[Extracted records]

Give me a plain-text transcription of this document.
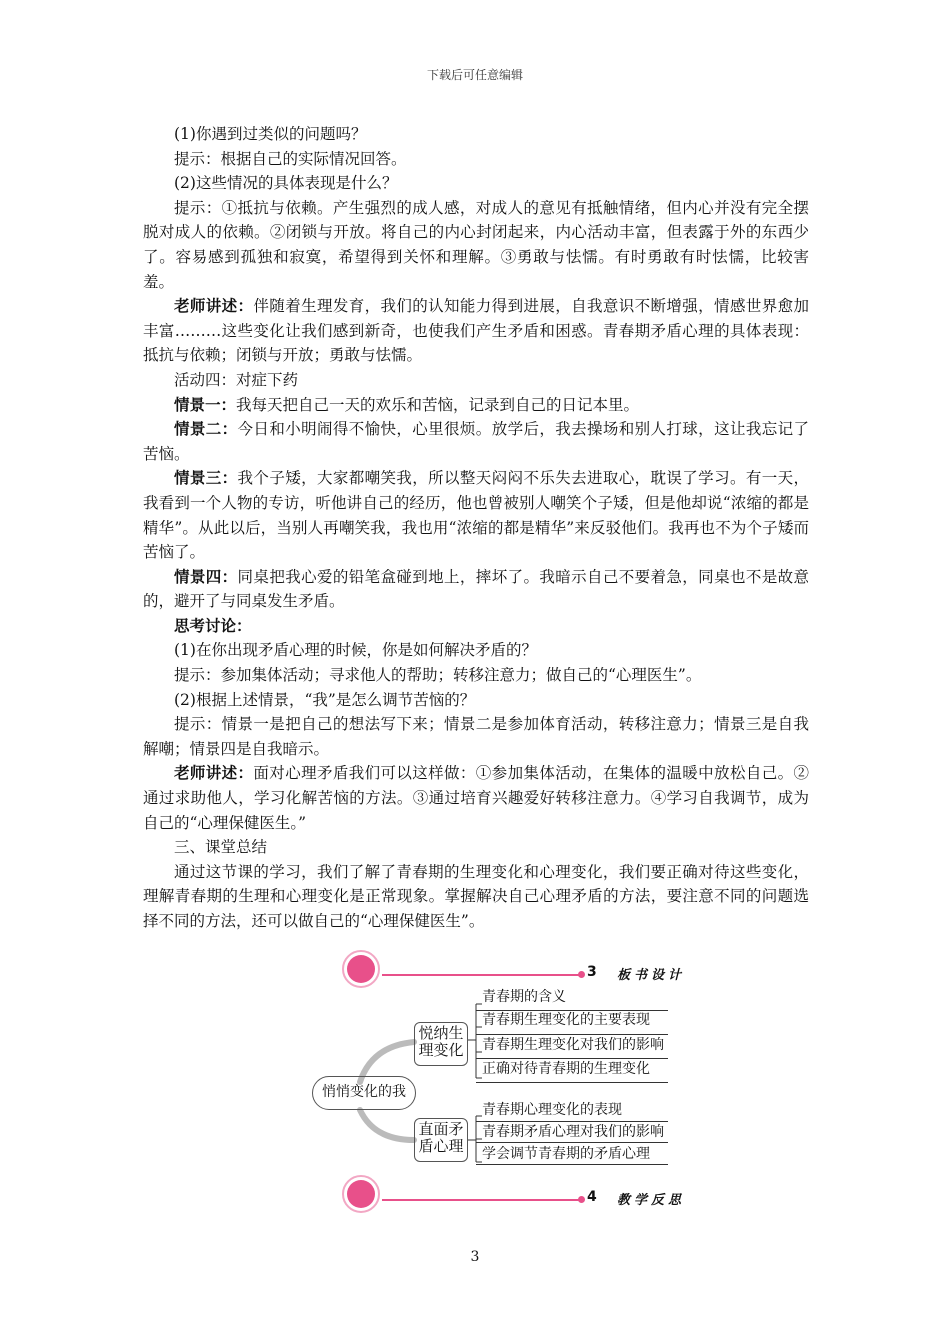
下载后可任意编辑

(1)你遇到过类似的问题吗？

提示：根据自己的实际情况回答。

(2)这些情况的具体表现是什么？

提示：①抵抗与依赖。产生强烈的成人感，对成人的意见有抵触情绪，但内心并没有完全摆脱对成人的依赖。②闭锁与开放。将自己的内心封闭起来，内心活动丰富，但表露于外的东西少了。容易感到孤独和寂寞，希望得到关怀和理解。③勇敢与怯懦。有时勇敢有时怯懦，比较害羞。

老师讲述：伴随着生理发育，我们的认知能力得到进展，自我意识不断增强，情感世界愈加丰富………这些变化让我们感到新奇，也使我们产生矛盾和困惑。青春期矛盾心理的具体表现：抵抗与依赖；闭锁与开放；勇敢与怯懦。

活动四：对症下药

情景一：我每天把自己一天的欢乐和苦恼，记录到自己的日记本里。

情景二：今日和小明闹得不愉快，心里很烦。放学后，我去操场和别人打球，这让我忘记了苦恼。

情景三：我个子矮，大家都嘲笑我，所以整天闷闷不乐失去进取心，耽误了学习。有一天，我看到一个人物的专访，听他讲自己的经历，他也曾被别人嘲笑个子矮，但是他却说“浓缩的都是精华”。从此以后，当别人再嘲笑我，我也用“浓缩的都是精华”来反驳他们。我再也不为个子矮而苦恼了。

情景四：同桌把我心爱的铅笔盒碰到地上，摔坏了。我暗示自己不要着急，同桌也不是故意的，避开了与同桌发生矛盾。

思考讨论：

(1)在你出现矛盾心理的时候，你是如何解决矛盾的？

提示：参加集体活动；寻求他人的帮助；转移注意力；做自己的“心理医生”。

(2)根据上述情景，“我”是怎么调节苦恼的？

提示：情景一是把自己的想法写下来；情景二是参加体育活动，转移注意力；情景三是自我解嘲；情景四是自我暗示。

老师讲述：面对心理矛盾我们可以这样做：①参加集体活动，在集体的温暖中放松自己。②通过求助他人，学习化解苦恼的方法。③通过培育兴趣爱好转移注意力。④学习自我调节，成为自己的“心理保健医生。”

三、课堂总结

通过这节课的学习，我们了解了青春期的生理变化和心理变化，我们要正确对待这些变化，理解青春期的生理和心理变化是正常现象。掌握解决自己心理矛盾的方法，要注意不同的问题选择不同的方法，还可以做自己的“心理保健医生”。

3 板书设计
悄悄变化的我
悦纳生理变化
直面矛盾心理
青春期的含义
青春期生理变化的主要表现
青春期生理变化对我们的影响
正确对待青春期的生理变化
青春期心理变化的表现
青春期矛盾心理对我们的影响
学会调节青春期的矛盾心理
4 教学反思
3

> [Task goal]:
Select and copy every line of the listing with the word "心理保健医生".

> [Answer to the exercise]:
老师讲述：面对心理矛盾我们可以这样做：①参加集体活动，在集体的温暖中放松自己。②通过求助他人，学习化解苦恼的方法。③通过培育兴趣爱好转移注意力。④学习自我调节，成为自己的“心理保健医生。”
通过这节课的学习，我们了解了青春期的生理变化和心理变化，我们要正确对待这些变化，理解青春期的生理和心理变化是正常现象。掌握解决自己心理矛盾的方法，要注意不同的问题选择不同的方法，还可以做自己的“心理保健医生”。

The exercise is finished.